** start **

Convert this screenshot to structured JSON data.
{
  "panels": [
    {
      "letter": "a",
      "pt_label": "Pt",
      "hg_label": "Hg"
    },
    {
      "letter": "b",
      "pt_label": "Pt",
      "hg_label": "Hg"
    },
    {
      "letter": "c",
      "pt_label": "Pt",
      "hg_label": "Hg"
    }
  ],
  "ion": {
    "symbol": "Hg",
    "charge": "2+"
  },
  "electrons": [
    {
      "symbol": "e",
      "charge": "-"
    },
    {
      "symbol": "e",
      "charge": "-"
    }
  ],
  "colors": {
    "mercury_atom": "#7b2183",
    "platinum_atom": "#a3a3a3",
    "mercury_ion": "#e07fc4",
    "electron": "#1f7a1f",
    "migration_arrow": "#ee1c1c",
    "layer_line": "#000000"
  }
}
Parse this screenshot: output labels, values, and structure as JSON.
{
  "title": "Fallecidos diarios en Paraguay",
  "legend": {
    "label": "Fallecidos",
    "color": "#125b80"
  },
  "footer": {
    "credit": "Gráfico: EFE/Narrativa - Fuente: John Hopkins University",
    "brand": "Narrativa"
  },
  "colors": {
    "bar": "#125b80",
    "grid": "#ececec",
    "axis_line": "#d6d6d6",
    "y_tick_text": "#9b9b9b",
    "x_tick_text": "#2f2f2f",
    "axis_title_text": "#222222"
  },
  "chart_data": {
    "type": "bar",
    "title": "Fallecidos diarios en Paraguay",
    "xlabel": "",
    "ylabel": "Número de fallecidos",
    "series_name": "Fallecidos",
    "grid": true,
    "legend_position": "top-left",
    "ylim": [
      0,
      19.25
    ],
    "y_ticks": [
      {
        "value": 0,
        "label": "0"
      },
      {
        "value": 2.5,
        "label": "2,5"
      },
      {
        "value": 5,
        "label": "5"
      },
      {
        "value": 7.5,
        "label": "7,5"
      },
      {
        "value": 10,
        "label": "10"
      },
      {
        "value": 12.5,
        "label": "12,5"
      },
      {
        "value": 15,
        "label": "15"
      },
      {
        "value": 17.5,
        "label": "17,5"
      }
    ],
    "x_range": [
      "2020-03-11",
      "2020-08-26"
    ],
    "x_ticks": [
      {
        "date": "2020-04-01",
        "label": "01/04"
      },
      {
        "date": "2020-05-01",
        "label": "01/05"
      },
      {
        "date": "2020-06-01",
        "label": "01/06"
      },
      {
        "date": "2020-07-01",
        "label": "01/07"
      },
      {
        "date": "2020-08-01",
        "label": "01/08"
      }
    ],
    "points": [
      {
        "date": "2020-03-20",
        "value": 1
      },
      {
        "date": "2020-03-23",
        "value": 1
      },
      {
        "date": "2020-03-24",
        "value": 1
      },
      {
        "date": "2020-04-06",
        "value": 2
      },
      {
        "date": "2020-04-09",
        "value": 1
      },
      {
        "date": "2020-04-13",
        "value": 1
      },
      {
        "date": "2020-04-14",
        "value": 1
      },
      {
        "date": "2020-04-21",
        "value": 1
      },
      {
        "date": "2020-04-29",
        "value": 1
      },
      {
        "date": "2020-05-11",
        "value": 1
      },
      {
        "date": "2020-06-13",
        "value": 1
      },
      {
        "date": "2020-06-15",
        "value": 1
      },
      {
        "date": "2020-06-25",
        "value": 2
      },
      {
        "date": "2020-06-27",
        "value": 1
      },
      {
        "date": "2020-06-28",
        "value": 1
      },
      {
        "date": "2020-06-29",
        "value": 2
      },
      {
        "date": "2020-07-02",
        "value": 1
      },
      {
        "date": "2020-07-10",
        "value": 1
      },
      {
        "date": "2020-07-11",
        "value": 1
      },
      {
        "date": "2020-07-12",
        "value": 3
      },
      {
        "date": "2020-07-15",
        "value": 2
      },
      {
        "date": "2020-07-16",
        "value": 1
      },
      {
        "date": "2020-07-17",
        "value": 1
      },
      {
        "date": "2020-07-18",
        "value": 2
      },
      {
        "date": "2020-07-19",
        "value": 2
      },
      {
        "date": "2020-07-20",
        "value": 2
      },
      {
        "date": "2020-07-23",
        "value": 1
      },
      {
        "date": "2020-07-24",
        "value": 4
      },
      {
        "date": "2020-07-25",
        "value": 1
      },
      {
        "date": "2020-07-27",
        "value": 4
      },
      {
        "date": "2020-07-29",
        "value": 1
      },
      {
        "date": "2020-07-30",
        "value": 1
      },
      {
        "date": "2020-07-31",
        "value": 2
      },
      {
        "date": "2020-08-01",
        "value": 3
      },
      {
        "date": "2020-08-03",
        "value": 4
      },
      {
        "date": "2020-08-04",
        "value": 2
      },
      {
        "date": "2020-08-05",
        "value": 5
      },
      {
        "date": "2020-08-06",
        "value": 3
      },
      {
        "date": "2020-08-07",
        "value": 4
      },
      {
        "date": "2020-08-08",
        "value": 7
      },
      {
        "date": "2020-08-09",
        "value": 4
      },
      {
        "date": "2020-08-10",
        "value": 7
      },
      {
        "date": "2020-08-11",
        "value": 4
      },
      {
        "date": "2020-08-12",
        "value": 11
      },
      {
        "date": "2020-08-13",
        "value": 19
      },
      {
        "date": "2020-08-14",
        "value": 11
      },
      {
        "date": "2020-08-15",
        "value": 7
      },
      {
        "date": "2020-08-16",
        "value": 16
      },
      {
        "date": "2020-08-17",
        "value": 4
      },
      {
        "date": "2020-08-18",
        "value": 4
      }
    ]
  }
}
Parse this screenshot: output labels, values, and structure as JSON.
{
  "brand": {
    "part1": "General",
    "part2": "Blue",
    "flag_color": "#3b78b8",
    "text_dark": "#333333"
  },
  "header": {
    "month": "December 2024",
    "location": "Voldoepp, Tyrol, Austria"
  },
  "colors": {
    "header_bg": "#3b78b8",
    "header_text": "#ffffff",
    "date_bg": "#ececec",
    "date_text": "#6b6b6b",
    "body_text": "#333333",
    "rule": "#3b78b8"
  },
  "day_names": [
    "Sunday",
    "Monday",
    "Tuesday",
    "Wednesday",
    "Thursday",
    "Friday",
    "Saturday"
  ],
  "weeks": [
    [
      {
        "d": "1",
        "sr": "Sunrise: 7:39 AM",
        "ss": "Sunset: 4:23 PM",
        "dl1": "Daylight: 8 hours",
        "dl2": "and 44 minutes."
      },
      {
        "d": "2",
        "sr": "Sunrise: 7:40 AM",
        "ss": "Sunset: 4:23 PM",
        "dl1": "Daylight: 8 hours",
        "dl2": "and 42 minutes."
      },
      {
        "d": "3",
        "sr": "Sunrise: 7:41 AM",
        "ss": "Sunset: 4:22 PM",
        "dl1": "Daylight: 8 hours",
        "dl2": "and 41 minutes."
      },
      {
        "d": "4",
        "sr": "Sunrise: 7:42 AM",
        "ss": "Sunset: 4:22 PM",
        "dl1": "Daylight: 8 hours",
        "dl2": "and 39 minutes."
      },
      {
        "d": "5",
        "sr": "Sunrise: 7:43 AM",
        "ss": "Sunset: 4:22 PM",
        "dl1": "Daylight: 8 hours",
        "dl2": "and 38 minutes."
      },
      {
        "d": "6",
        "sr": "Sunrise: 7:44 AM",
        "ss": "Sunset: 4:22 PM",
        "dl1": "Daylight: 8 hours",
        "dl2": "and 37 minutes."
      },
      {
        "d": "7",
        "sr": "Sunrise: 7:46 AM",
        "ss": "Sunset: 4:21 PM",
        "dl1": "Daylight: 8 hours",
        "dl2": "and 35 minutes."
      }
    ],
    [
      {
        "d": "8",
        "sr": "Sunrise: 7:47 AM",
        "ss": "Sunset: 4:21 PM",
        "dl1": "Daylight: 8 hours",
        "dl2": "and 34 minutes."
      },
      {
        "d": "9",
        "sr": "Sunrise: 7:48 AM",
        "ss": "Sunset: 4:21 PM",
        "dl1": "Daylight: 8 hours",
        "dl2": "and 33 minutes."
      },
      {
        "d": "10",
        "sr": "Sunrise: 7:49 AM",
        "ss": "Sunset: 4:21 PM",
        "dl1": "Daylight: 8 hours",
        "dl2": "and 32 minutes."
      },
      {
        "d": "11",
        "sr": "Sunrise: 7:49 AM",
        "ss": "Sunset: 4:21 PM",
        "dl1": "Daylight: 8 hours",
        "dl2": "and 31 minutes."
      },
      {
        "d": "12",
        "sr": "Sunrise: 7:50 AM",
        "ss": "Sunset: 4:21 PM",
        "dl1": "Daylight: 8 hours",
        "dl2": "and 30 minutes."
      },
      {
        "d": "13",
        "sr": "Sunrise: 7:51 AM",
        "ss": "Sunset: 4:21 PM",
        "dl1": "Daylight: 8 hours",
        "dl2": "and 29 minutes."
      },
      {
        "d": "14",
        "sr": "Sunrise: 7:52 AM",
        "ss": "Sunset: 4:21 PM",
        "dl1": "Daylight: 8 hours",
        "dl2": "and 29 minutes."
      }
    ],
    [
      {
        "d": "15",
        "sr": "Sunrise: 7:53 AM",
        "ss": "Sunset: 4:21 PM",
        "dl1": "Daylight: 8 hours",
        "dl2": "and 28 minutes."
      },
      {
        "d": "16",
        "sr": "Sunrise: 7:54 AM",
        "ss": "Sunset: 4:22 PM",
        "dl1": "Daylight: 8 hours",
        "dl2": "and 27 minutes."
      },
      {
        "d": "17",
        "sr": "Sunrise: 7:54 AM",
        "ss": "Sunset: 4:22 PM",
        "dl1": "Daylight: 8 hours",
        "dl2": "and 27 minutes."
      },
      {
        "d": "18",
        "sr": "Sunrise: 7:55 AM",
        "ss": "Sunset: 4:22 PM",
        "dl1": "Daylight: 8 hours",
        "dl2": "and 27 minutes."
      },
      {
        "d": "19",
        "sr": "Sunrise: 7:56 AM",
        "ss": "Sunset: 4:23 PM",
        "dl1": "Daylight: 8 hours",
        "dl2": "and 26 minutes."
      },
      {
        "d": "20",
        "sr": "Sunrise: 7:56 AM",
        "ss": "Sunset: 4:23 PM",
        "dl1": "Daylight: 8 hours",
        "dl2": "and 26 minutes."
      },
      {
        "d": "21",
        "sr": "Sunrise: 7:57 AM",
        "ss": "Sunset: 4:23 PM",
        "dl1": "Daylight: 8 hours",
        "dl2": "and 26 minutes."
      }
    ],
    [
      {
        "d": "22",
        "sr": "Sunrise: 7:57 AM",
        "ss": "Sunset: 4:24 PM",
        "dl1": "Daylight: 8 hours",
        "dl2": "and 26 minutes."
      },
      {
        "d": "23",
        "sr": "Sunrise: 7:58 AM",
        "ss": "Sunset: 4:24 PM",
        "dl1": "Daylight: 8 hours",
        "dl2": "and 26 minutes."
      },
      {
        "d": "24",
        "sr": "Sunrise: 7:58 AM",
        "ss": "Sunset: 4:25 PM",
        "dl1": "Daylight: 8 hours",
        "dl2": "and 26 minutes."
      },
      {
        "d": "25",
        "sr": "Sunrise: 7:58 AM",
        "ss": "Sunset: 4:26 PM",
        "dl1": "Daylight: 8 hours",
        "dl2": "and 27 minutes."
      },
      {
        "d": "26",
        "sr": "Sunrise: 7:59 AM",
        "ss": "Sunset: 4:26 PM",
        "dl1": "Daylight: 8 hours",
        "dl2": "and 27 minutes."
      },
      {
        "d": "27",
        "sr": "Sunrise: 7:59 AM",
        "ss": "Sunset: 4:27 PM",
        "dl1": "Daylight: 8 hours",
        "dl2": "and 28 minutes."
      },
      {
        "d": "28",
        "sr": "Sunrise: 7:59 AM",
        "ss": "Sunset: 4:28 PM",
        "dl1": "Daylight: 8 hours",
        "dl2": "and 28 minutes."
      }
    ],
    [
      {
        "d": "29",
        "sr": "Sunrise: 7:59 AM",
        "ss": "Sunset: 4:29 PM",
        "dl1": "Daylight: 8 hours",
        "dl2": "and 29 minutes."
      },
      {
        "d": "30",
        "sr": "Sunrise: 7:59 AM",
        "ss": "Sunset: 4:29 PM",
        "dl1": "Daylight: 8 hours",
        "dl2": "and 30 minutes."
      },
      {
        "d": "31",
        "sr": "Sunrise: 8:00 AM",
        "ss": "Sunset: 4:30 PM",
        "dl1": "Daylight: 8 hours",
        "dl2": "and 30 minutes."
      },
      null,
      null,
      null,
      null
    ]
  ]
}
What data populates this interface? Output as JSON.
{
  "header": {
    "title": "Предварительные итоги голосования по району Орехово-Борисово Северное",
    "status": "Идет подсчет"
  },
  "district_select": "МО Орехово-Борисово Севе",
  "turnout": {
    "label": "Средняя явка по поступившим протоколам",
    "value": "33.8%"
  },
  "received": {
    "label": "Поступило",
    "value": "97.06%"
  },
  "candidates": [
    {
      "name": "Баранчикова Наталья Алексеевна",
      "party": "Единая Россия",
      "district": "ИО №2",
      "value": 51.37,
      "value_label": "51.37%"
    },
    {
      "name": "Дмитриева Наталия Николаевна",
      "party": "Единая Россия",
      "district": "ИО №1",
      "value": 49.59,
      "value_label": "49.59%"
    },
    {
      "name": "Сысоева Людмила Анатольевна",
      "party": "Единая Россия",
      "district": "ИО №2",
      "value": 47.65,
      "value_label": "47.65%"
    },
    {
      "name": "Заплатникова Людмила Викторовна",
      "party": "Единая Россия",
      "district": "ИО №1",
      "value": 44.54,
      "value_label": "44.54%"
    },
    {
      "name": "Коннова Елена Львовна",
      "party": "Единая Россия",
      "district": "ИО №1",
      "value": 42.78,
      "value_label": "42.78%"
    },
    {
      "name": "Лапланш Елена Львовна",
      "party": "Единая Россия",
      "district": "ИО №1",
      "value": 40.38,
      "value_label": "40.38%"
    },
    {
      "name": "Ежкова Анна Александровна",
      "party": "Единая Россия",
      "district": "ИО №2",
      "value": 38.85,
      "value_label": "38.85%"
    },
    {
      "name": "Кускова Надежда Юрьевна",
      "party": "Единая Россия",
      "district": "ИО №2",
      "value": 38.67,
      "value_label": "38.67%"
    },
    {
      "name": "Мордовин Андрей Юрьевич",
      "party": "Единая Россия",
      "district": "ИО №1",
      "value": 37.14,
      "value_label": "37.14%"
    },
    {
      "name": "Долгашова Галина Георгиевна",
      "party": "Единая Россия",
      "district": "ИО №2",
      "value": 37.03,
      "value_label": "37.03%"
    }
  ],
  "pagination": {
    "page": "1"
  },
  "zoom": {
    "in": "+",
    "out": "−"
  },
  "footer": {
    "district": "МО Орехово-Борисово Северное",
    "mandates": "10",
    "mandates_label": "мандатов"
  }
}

** end **

Exercise brief =>
Copy each line above containing the string "Paraguay".

Answer to this problem =>
  "title": "Fallecidos diarios en Paraguay",
    "title": "Fallecidos diarios en Paraguay",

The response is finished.